The task: Take down each entry exactly as written.
----- Information provided
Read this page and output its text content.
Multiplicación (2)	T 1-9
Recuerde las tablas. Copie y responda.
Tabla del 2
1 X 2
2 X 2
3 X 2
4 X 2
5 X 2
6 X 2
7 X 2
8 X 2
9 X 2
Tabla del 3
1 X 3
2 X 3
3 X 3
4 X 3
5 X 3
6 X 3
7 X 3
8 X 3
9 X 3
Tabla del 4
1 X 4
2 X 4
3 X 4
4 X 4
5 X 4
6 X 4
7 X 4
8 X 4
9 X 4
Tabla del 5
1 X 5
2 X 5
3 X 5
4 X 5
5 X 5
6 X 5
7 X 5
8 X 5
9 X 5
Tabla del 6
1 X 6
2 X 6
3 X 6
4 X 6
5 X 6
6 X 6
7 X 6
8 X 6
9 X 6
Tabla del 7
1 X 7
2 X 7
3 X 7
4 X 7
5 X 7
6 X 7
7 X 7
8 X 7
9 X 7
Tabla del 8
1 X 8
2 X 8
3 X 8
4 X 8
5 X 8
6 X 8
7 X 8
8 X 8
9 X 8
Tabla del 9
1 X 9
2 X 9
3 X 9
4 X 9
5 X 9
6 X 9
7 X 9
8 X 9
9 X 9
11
----------
Worked answer:
Read this page and output its text content.
Multiplicación (2)	T 1-9
Recuerde las tablas. Copie y responda.
Tabla del 2
1 X 2
2 X 2
3 X 2
4 X 2
5 X 2
6 X 2
7 X 2
8 X 2
9 X 2
Tabla del 3
1 X 3
2 X 3
3 X 3
4 X 3
5 X 3
6 X 3
7 X 3
8 X 3
9 X 3
Tabla del 4
1 X 4
2 X 4
3 X 4
4 X 4
5 X 4
6 X 4
7 X 4
8 X 4
9 X 4
Tabla del 5
1 X 5
2 X 5
3 X 5
4 X 5
5 X 5
6 X 5
7 X 5
8 X 5
9 X 5
Tabla del 6
1 X 6
2 X 6
3 X 6
4 X 6
5 X 6
6 X 6
7 X 6
8 X 6
9 X 6
Tabla del 7
1 X 7
2 X 7
3 X 7
4 X 7
5 X 7
6 X 7
7 X 7
8 X 7
9 X 7
Tabla del 8
1 X 8
2 X 8
3 X 8
4 X 8
5 X 8
6 X 8
7 X 8
8 X 8
9 X 8
Tabla del 9
1 X 9
2 X 9
3 X 9
4 X 9
5 X 9
6 X 9
7 X 9
8 X 9
9 X 9
11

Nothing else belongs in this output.